- SUPPLIED ENTRIES:
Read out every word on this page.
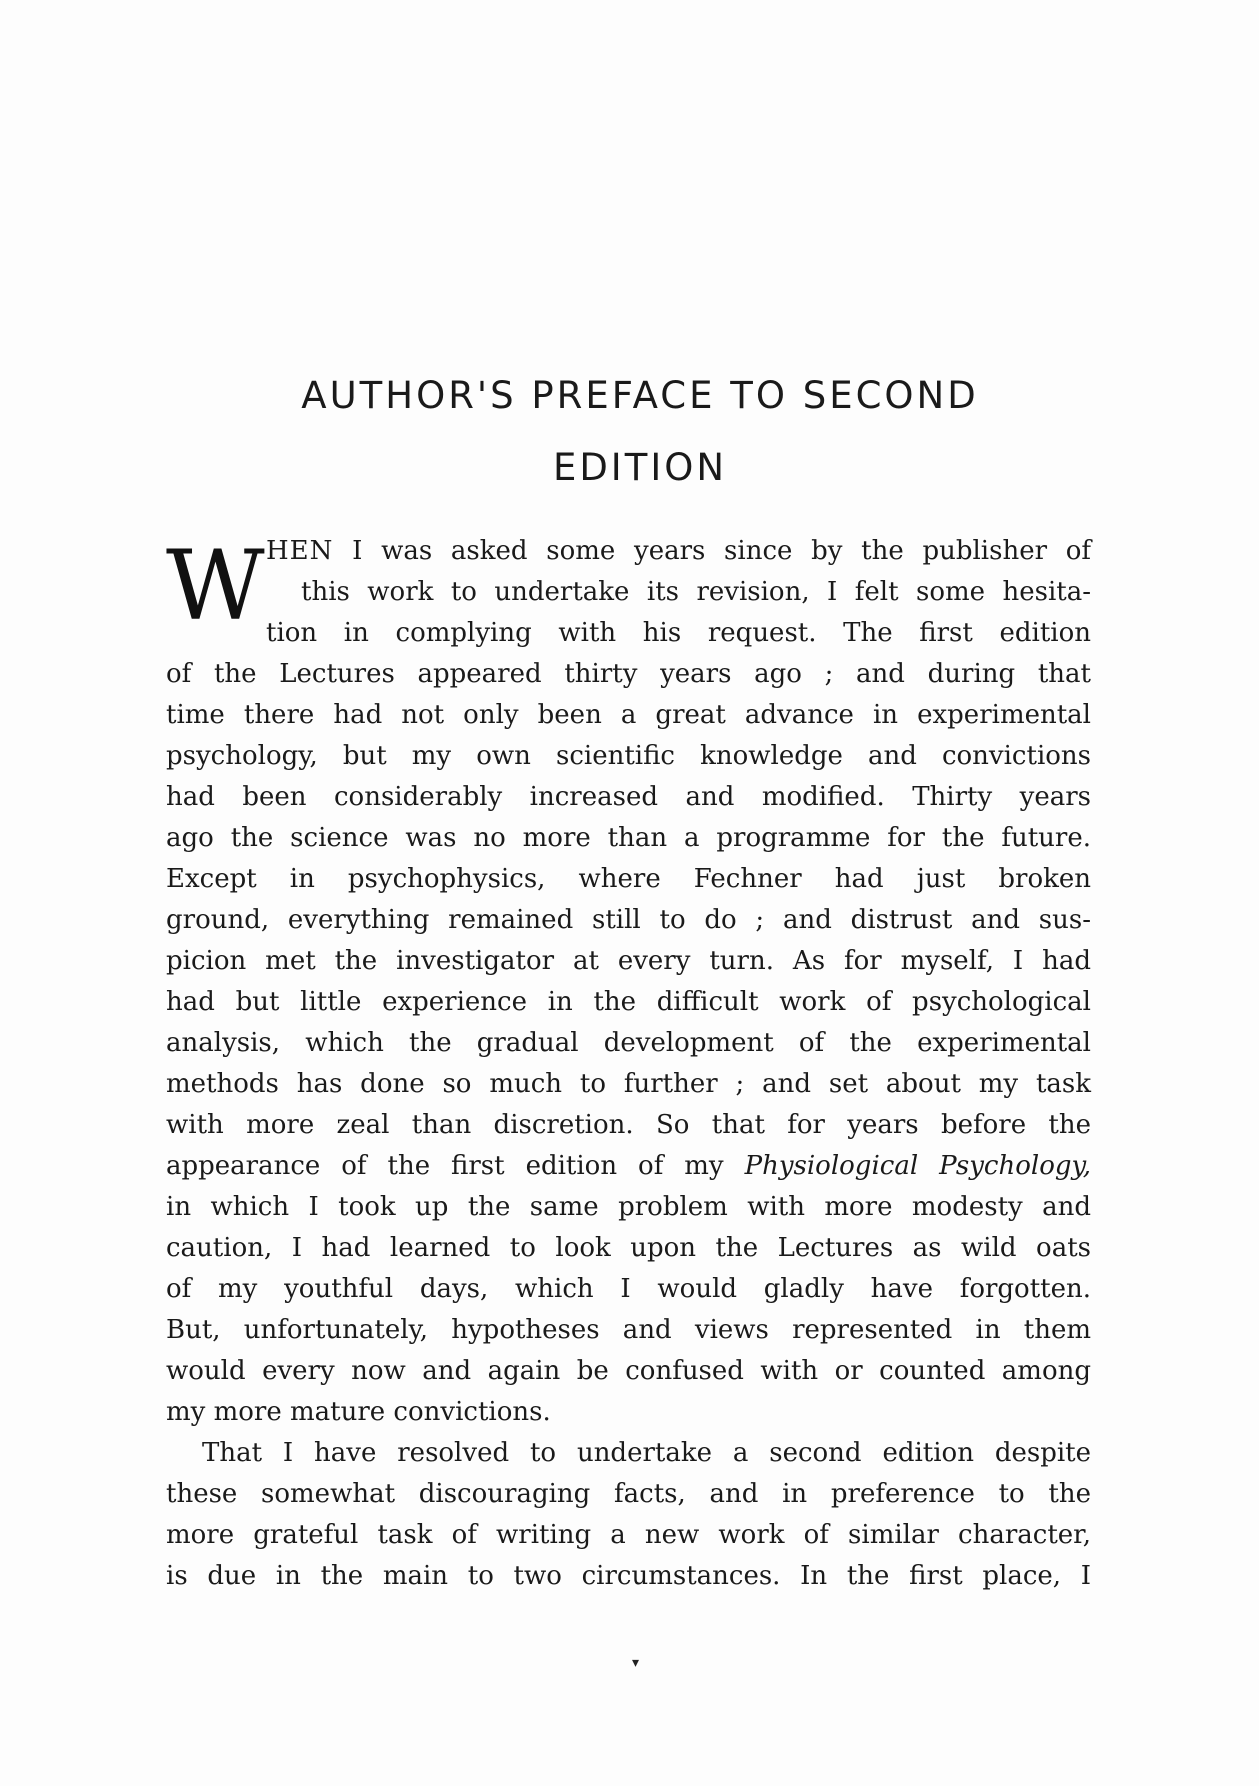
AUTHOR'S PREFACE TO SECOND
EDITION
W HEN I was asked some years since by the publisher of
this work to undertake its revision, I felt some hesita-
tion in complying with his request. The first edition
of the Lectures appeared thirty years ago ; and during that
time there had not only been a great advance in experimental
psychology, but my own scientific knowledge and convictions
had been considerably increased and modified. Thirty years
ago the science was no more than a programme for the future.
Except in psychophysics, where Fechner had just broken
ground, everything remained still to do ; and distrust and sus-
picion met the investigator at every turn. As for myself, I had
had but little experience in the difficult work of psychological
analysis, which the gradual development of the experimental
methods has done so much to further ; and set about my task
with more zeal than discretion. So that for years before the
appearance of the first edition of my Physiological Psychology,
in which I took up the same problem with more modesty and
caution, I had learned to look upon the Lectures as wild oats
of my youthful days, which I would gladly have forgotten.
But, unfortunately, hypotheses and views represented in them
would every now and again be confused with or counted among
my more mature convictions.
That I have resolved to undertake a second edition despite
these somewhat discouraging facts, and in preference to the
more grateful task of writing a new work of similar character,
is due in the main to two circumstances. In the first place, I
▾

- STATED TASK: Repeat every record precisely. Any picture among them stays out of the copy.

- ANSWER TO THE TASK:
Read out every word on this page.
AUTHOR'S PREFACE TO SECOND
EDITION
W HEN I was asked some years since by the publisher of
this work to undertake its revision, I felt some hesita-
tion in complying with his request. The first edition
of the Lectures appeared thirty years ago ; and during that
time there had not only been a great advance in experimental
psychology, but my own scientific knowledge and convictions
had been considerably increased and modified. Thirty years
ago the science was no more than a programme for the future.
Except in psychophysics, where Fechner had just broken
ground, everything remained still to do ; and distrust and sus-
picion met the investigator at every turn. As for myself, I had
had but little experience in the difficult work of psychological
analysis, which the gradual development of the experimental
methods has done so much to further ; and set about my task
with more zeal than discretion. So that for years before the
appearance of the first edition of my Physiological Psychology,
in which I took up the same problem with more modesty and
caution, I had learned to look upon the Lectures as wild oats
of my youthful days, which I would gladly have forgotten.
But, unfortunately, hypotheses and views represented in them
would every now and again be confused with or counted among
my more mature convictions.
That I have resolved to undertake a second edition despite
these somewhat discouraging facts, and in preference to the
more grateful task of writing a new work of similar character,
is due in the main to two circumstances. In the first place, I
▾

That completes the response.